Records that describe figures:
** START **

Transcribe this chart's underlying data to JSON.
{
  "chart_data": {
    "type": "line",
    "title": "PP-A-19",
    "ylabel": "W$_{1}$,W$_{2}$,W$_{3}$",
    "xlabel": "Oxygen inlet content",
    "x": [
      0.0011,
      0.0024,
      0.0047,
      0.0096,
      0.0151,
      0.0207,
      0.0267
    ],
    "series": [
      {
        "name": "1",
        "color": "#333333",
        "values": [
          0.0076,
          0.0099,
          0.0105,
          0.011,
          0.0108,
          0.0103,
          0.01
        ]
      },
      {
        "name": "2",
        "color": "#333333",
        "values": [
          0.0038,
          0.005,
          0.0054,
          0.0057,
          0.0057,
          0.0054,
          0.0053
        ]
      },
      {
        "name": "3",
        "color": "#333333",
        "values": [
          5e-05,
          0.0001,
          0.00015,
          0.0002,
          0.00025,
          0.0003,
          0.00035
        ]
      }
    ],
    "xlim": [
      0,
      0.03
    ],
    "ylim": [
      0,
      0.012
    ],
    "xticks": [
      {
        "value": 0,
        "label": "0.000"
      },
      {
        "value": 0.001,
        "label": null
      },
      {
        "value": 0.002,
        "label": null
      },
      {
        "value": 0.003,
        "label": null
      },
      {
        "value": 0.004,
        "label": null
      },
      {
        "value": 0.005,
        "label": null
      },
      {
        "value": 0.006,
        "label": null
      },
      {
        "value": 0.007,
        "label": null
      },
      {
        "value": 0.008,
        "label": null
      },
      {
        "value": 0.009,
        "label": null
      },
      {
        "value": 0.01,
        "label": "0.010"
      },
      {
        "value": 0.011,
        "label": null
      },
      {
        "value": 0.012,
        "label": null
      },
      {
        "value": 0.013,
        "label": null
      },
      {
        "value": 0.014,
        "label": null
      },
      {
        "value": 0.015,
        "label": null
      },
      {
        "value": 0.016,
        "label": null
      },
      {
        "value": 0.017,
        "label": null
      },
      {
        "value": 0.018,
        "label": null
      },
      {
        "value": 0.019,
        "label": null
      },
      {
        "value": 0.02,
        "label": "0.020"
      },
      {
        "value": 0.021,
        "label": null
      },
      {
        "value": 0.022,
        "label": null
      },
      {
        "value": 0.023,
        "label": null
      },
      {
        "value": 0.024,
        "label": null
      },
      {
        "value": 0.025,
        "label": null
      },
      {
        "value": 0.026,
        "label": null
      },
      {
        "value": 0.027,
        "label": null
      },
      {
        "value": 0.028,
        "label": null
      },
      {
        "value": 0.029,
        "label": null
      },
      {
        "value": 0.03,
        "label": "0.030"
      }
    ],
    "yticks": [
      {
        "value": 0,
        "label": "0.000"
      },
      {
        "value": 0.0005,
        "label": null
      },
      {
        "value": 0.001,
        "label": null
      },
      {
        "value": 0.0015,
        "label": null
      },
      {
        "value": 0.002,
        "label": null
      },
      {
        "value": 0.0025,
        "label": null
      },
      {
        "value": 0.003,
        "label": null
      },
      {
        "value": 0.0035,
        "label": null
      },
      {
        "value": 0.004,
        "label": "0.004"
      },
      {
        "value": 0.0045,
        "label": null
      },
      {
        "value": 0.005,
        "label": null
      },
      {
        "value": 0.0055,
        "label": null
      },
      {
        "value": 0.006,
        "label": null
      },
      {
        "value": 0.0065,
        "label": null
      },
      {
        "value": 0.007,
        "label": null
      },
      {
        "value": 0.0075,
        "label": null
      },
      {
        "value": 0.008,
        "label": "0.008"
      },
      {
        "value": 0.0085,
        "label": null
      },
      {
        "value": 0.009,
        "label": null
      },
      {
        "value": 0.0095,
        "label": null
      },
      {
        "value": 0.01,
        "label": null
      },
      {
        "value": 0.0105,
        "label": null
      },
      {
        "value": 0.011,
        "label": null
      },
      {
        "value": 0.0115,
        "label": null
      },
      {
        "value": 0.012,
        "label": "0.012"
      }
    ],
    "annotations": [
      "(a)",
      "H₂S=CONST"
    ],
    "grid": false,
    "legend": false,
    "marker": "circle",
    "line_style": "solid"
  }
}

** END **

▶ _PROBLEM DETAILS_: Extract every entry in the listing word for word.

▶ _REPLY_:
Transcribe this chart's underlying data to JSON.
{
  "chart_data": {
    "type": "line",
    "title": "PP-A-19",
    "ylabel": "W$_{1}$,W$_{2}$,W$_{3}$",
    "xlabel": "Oxygen inlet content",
    "x": [
      0.0011,
      0.0024,
      0.0047,
      0.0096,
      0.0151,
      0.0207,
      0.0267
    ],
    "series": [
      {
        "name": "1",
        "color": "#333333",
        "values": [
          0.0076,
          0.0099,
          0.0105,
          0.011,
          0.0108,
          0.0103,
          0.01
        ]
      },
      {
        "name": "2",
        "color": "#333333",
        "values": [
          0.0038,
          0.005,
          0.0054,
          0.0057,
          0.0057,
          0.0054,
          0.0053
        ]
      },
      {
        "name": "3",
        "color": "#333333",
        "values": [
          5e-05,
          0.0001,
          0.00015,
          0.0002,
          0.00025,
          0.0003,
          0.00035
        ]
      }
    ],
    "xlim": [
      0,
      0.03
    ],
    "ylim": [
      0,
      0.012
    ],
    "xticks": [
      {
        "value": 0,
        "label": "0.000"
      },
      {
        "value": 0.001,
        "label": null
      },
      {
        "value": 0.002,
        "label": null
      },
      {
        "value": 0.003,
        "label": null
      },
      {
        "value": 0.004,
        "label": null
      },
      {
        "value": 0.005,
        "label": null
      },
      {
        "value": 0.006,
        "label": null
      },
      {
        "value": 0.007,
        "label": null
      },
      {
        "value": 0.008,
        "label": null
      },
      {
        "value": 0.009,
        "label": null
      },
      {
        "value": 0.01,
        "label": "0.010"
      },
      {
        "value": 0.011,
        "label": null
      },
      {
        "value": 0.012,
        "label": null
      },
      {
        "value": 0.013,
        "label": null
      },
      {
        "value": 0.014,
        "label": null
      },
      {
        "value": 0.015,
        "label": null
      },
      {
        "value": 0.016,
        "label": null
      },
      {
        "value": 0.017,
        "label": null
      },
      {
        "value": 0.018,
        "label": null
      },
      {
        "value": 0.019,
        "label": null
      },
      {
        "value": 0.02,
        "label": "0.020"
      },
      {
        "value": 0.021,
        "label": null
      },
      {
        "value": 0.022,
        "label": null
      },
      {
        "value": 0.023,
        "label": null
      },
      {
        "value": 0.024,
        "label": null
      },
      {
        "value": 0.025,
        "label": null
      },
      {
        "value": 0.026,
        "label": null
      },
      {
        "value": 0.027,
        "label": null
      },
      {
        "value": 0.028,
        "label": null
      },
      {
        "value": 0.029,
        "label": null
      },
      {
        "value": 0.03,
        "label": "0.030"
      }
    ],
    "yticks": [
      {
        "value": 0,
        "label": "0.000"
      },
      {
        "value": 0.0005,
        "label": null
      },
      {
        "value": 0.001,
        "label": null
      },
      {
        "value": 0.0015,
        "label": null
      },
      {
        "value": 0.002,
        "label": null
      },
      {
        "value": 0.0025,
        "label": null
      },
      {
        "value": 0.003,
        "label": null
      },
      {
        "value": 0.0035,
        "label": null
      },
      {
        "value": 0.004,
        "label": "0.004"
      },
      {
        "value": 0.0045,
        "label": null
      },
      {
        "value": 0.005,
        "label": null
      },
      {
        "value": 0.0055,
        "label": null
      },
      {
        "value": 0.006,
        "label": null
      },
      {
        "value": 0.0065,
        "label": null
      },
      {
        "value": 0.007,
        "label": null
      },
      {
        "value": 0.0075,
        "label": null
      },
      {
        "value": 0.008,
        "label": "0.008"
      },
      {
        "value": 0.0085,
        "label": null
      },
      {
        "value": 0.009,
        "label": null
      },
      {
        "value": 0.0095,
        "label": null
      },
      {
        "value": 0.01,
        "label": null
      },
      {
        "value": 0.0105,
        "label": null
      },
      {
        "value": 0.011,
        "label": null
      },
      {
        "value": 0.0115,
        "label": null
      },
      {
        "value": 0.012,
        "label": "0.012"
      }
    ],
    "annotations": [
      "(a)",
      "H₂S=CONST"
    ],
    "grid": false,
    "legend": false,
    "marker": "circle",
    "line_style": "solid"
  }
}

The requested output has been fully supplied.